Text section:

■ ■ ■ ■ ■

Appeal from the Order of the Unemployment Compensation Board of Review in case of In Re: Claim of Norman C. Kitchell, No. B-71-99-A-835.
Steven G. Laver, for appellant.
Sydney Reuben, Assistant Attorney General, with him Israel Packel, Attorney General, for appellee.
Judges Kramer, Mencer and Blatt, sitting as a panel of three. Opinion by Judge Blatt.
Norman C. Kitchell (claimant) was a resident of Riverside, New Jersey and was employed as a weigher by Lukens Steel Company, Coatesville, Pennsylvania. In February of 1971 the claimant lost his job and he thereafter sought Pennsylvania unemployment compensation benefits through the Interstate Claims System. Subsequently the Interstate Claims Office of the Pennsylvania Bureau of Employment Security found that the claimant had voluntarily left his employment without due cause and was therefore ineligible for benefits pursuant to Section 402(b)(1) of the Unemployment Compensation Law, Act of December 5, 1936, Second Ex. Sess., P.L. (1937) 2897, 43 P.S. § 802(b)(1). The claimant appealed, a hearing was held before a referee, and on October 5, 1971 the decision of the referee affirming that of the Bureau of Employment Security was mailed to the claimant at his Riverside address. No appeal was filed with the Unemployment Compensation Board of Review (Board) until November 4, 1971, well beyond the ten day limitation on appeals established by Section 502 of the Unemployment Compensation Act, 43 P.S. § 822. The Board dismissed the appeal because of this late filing.

■ ■ ■ ■ ■

Dataset rows:
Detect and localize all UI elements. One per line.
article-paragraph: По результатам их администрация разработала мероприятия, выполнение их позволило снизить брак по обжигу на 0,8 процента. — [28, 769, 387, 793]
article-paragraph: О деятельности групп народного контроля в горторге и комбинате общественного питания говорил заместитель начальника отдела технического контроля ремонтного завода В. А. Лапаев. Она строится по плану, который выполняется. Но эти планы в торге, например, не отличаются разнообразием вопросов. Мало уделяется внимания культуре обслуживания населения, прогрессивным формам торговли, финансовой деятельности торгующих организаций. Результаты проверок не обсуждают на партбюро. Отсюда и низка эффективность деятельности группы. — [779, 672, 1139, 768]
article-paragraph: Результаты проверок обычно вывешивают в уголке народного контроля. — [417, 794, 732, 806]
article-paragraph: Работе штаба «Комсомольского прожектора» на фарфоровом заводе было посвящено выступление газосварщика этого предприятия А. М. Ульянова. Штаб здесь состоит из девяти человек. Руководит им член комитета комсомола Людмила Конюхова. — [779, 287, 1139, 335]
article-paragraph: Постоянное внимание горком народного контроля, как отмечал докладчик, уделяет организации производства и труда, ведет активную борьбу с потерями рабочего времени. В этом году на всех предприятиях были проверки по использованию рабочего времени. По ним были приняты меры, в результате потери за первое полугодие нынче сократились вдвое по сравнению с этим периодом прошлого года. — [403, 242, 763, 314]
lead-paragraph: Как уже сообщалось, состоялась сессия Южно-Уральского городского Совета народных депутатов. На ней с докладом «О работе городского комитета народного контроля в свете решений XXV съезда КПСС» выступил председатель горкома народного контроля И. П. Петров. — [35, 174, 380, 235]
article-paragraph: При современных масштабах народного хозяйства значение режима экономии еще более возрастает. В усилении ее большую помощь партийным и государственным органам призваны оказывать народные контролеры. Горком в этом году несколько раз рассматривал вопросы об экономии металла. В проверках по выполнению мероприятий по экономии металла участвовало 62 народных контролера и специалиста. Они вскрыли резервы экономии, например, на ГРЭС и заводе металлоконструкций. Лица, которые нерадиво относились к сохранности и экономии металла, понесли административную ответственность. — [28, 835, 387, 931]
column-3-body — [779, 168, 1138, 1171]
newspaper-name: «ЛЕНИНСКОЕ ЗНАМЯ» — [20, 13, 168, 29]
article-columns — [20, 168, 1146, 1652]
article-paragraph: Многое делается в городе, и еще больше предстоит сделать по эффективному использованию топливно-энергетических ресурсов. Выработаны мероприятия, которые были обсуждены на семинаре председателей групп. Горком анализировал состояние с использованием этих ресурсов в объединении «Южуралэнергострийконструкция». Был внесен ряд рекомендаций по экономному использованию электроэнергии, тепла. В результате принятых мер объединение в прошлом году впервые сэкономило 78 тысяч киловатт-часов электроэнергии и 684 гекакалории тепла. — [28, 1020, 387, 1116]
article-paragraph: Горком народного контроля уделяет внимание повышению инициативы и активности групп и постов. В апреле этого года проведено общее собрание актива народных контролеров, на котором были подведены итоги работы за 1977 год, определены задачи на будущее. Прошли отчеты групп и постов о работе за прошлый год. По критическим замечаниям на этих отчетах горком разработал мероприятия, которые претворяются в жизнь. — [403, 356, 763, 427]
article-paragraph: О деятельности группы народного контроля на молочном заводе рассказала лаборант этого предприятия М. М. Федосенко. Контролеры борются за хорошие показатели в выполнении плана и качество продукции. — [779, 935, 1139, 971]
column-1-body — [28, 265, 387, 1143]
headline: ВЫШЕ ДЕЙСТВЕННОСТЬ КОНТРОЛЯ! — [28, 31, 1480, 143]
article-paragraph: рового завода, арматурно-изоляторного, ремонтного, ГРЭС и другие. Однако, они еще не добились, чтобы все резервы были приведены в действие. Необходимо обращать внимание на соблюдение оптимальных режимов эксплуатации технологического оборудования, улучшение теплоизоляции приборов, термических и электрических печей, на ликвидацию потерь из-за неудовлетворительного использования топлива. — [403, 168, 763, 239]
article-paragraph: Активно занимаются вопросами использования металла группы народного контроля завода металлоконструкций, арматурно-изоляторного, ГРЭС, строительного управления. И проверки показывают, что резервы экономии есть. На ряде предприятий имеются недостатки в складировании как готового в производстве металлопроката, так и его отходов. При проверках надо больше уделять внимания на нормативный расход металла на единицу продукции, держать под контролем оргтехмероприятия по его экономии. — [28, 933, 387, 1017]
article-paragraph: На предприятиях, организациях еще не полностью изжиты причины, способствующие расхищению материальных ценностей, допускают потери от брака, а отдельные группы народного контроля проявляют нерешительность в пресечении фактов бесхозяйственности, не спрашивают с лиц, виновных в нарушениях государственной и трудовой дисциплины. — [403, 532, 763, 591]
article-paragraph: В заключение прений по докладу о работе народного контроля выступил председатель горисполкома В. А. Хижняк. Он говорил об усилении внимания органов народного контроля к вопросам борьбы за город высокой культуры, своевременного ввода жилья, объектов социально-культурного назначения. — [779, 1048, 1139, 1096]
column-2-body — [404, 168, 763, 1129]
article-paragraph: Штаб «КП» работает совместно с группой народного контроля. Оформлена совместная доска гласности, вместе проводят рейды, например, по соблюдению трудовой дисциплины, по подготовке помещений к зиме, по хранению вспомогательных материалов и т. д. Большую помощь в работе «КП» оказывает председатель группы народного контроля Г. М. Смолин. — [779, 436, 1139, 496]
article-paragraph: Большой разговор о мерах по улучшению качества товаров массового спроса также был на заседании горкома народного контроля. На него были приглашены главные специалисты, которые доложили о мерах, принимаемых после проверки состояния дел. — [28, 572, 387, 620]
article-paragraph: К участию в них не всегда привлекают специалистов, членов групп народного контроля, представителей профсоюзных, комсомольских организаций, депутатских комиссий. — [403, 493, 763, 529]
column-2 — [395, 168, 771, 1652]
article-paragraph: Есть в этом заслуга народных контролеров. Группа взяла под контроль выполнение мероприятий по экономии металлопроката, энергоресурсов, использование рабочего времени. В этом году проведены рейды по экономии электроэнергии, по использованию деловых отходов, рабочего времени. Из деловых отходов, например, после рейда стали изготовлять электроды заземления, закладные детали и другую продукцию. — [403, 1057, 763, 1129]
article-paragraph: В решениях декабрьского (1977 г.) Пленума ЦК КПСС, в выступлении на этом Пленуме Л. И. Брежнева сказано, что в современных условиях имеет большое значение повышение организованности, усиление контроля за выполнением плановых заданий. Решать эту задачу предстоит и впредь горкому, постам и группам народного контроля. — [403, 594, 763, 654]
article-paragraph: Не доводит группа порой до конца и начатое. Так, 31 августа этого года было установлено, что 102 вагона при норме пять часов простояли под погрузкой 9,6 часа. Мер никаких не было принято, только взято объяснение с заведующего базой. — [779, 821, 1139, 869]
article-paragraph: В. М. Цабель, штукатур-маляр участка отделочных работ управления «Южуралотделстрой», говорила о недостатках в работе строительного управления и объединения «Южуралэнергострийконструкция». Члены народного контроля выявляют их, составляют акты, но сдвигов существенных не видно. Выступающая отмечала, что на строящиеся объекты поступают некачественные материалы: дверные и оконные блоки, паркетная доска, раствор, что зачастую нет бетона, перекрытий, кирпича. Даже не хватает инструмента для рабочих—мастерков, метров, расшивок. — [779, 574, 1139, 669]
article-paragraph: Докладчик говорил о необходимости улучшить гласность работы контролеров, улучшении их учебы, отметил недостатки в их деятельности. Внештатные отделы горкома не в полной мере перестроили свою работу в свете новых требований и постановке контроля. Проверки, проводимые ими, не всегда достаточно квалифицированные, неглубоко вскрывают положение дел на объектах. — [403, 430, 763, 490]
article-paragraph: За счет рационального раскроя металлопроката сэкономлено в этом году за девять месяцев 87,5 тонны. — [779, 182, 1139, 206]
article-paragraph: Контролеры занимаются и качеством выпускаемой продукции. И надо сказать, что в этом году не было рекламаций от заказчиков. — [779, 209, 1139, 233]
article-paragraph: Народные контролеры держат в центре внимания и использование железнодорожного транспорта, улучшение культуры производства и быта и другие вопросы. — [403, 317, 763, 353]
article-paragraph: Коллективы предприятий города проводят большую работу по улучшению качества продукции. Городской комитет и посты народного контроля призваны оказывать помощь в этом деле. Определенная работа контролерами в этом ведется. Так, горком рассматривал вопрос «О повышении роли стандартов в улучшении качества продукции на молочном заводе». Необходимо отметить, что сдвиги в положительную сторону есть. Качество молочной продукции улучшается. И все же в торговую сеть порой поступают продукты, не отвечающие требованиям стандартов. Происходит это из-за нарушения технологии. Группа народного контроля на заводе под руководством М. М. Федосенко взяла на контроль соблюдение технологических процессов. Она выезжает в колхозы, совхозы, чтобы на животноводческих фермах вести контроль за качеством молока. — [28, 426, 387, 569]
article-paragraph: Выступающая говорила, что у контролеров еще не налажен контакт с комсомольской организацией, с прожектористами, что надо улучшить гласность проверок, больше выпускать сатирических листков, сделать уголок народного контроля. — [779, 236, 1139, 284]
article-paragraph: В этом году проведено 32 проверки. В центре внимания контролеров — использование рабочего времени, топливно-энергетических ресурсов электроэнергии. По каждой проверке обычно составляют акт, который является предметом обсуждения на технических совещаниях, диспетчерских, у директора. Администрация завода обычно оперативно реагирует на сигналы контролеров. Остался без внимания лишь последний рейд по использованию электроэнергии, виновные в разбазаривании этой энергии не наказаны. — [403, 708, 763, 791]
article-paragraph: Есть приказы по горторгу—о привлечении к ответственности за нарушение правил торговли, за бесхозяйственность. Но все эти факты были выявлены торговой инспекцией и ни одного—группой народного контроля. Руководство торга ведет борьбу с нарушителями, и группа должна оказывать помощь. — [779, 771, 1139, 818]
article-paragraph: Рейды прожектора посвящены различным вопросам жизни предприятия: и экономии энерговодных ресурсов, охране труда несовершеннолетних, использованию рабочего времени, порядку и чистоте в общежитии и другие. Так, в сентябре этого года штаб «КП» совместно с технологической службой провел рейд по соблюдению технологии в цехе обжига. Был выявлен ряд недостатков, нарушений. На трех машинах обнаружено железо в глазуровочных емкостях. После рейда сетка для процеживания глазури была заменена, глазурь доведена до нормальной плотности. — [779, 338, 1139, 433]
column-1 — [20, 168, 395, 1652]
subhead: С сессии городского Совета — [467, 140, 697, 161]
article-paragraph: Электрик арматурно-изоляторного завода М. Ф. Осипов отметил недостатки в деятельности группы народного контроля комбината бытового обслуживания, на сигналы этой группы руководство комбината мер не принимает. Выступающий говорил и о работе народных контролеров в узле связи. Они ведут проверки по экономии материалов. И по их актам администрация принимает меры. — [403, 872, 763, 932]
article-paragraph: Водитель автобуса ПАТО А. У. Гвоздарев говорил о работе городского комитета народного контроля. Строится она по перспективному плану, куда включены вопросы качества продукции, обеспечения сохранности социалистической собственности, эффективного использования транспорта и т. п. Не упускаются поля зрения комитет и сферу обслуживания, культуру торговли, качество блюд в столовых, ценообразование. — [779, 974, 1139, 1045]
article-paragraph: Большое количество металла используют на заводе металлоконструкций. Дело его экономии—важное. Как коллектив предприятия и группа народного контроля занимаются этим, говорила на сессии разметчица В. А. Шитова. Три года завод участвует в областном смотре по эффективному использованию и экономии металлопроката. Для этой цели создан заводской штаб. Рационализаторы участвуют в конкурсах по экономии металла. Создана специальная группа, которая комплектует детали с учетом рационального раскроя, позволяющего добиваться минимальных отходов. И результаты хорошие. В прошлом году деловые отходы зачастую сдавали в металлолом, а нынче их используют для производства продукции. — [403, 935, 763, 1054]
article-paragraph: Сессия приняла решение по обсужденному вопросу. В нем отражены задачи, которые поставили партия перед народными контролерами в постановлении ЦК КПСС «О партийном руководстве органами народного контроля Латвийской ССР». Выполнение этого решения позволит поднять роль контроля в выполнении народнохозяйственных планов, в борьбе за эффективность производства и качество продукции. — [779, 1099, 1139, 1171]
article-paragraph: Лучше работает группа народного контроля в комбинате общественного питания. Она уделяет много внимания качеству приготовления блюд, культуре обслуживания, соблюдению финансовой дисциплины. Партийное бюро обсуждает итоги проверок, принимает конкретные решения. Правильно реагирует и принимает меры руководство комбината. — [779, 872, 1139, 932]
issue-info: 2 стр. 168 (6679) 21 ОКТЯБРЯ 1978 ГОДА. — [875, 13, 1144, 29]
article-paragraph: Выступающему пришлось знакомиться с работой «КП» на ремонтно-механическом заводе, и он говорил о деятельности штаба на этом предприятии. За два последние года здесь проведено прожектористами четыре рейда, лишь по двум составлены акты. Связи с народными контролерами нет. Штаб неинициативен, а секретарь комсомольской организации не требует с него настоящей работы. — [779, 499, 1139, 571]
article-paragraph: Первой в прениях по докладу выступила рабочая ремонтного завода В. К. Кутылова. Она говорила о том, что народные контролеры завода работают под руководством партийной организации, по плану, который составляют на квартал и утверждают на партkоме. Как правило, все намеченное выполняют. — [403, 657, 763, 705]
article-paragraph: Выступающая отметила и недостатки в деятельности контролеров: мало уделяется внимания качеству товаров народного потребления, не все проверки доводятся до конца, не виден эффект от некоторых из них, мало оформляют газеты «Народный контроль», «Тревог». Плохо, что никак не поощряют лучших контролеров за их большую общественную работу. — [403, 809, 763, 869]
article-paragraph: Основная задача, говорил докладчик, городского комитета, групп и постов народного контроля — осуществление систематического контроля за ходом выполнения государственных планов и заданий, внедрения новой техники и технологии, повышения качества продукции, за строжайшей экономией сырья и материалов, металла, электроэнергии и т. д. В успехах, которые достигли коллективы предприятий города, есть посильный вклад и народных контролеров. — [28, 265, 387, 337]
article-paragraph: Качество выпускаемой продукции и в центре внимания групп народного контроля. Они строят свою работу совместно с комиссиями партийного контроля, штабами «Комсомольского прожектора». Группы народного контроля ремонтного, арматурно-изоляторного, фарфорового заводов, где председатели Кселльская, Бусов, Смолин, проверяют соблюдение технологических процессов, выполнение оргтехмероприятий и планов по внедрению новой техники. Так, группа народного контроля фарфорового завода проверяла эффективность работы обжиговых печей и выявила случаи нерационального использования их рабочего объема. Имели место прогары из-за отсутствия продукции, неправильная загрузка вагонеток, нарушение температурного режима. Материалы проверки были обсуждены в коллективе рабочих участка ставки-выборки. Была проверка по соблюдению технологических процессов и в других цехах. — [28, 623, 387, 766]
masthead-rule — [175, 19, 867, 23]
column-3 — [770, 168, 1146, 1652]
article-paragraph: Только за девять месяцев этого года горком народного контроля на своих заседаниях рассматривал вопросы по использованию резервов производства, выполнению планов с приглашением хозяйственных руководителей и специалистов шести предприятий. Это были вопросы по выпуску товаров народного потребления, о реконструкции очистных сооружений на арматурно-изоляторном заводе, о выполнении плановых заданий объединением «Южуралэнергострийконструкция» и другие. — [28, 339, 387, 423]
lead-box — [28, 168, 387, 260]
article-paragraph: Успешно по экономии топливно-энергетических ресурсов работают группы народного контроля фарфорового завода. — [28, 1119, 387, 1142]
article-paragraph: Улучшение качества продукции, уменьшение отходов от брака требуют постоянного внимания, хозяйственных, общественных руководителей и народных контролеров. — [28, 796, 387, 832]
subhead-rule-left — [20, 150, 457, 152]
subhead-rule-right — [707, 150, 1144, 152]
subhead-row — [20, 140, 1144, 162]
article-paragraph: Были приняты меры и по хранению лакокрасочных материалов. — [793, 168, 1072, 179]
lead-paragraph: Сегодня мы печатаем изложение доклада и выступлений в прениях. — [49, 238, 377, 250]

■ ■ ■ ■ ■

Required work:
1. Using the Kitchell opinion, explain in one to three sentences why the Board dismissed the claimant's appeal.
2. Duplicate the passage of the Kitchell opinion starting at "Appeal from the" and ending at "Laver, for appellant.".
3. Rewrite the paragraph of the Kitchell opinion that begins "Norman C. Kitchell (claimant) was a resident" as a short list, keeping its main facts.

The solutions:
1. The Board dismissed the appeal because it was filed late. The referee's decision was mailed on October 5, 1971, but the appeal was not filed with the Board until November 4, 1971, well beyond the ten-day limit set by Section 502 of the Unemployment Compensation Act.

2.
Appeal from the Order of the Unemployment Compensation Board of Review in case of In Re: Claim of Norman C. Kitchell, No. B-71-99-A-835.
Steven G. Laver, for appellant.

3.
- Norman C. Kitchell, the claimant, lived in Riverside, New Jersey, and worked as a weigher for Lukens Steel Company in Coatesville, Pennsylvania.
- He lost his job in February 1971 and sought Pennsylvania unemployment compensation benefits through the Interstate Claims System.
- The Interstate Claims Office of the Pennsylvania Bureau of Employment Security found that he had voluntarily left his employment without due cause. It ruled him ineligible under Section 402(b)(1) of the Unemployment Compensation Law.
- He appealed, and a referee held a hearing. The referee's decision, affirming the Bureau, was mailed to his Riverside address on October 5, 1971.
- He did not appeal to the Unemployment Compensation Board of Review until November 4, 1971, well past the ten-day limit in Section 502 of the Unemployment Compensation Act.
- The Board dismissed the appeal as late.